» Stated problem
Report the number of lines in these entries that contain "Reuse". Write only the number.

» Dataset records
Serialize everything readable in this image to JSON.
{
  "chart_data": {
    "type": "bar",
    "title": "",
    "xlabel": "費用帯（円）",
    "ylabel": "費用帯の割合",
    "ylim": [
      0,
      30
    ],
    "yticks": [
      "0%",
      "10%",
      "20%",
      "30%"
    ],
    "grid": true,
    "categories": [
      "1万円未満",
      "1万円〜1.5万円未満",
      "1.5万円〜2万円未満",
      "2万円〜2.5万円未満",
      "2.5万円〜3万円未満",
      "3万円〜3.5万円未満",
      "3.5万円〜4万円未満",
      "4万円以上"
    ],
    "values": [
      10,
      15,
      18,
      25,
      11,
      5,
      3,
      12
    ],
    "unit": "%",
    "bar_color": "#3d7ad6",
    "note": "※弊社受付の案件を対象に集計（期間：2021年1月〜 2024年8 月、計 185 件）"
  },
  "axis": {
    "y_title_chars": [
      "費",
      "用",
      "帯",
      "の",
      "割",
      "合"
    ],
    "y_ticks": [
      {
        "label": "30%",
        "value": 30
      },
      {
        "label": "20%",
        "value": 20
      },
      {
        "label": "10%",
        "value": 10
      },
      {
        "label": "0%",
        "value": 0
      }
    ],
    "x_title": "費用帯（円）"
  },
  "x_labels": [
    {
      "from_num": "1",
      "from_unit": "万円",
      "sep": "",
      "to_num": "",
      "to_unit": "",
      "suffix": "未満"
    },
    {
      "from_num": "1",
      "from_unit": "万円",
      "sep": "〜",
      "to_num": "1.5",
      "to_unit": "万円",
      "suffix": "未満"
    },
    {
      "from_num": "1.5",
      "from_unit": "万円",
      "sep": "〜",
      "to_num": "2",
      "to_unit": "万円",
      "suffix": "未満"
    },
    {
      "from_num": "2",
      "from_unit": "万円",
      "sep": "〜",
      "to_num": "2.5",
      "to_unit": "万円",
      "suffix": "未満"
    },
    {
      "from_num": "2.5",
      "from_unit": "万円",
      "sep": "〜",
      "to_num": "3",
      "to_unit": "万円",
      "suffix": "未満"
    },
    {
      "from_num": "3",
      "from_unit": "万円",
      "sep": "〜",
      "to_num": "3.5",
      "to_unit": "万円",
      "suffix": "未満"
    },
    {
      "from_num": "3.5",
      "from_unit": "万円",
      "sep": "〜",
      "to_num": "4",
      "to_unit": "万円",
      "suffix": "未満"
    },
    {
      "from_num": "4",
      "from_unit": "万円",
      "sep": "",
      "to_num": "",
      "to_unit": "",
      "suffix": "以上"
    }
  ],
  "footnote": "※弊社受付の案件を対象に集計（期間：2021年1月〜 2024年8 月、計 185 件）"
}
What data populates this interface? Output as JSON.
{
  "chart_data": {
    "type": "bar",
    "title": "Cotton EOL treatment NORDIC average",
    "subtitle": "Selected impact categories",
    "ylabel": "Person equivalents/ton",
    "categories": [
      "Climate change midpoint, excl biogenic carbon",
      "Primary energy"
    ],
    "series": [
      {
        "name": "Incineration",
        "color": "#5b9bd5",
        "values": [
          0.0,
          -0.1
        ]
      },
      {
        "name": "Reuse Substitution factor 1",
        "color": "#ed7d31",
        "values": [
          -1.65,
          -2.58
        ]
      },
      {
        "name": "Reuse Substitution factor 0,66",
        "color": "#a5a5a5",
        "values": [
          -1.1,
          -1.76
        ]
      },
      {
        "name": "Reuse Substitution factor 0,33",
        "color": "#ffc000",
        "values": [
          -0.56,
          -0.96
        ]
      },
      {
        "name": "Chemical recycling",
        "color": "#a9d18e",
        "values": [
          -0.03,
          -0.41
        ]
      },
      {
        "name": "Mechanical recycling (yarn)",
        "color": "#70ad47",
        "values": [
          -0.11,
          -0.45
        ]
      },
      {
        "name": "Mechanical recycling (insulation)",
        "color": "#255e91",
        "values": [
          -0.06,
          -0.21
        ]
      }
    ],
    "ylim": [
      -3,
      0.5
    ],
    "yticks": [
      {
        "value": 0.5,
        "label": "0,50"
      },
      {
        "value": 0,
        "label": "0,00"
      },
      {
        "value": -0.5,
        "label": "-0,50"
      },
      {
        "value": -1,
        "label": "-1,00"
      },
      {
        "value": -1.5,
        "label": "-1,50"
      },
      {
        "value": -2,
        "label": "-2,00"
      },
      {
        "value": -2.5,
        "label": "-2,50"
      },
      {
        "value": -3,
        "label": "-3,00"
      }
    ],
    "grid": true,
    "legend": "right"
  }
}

» Solution to this task
3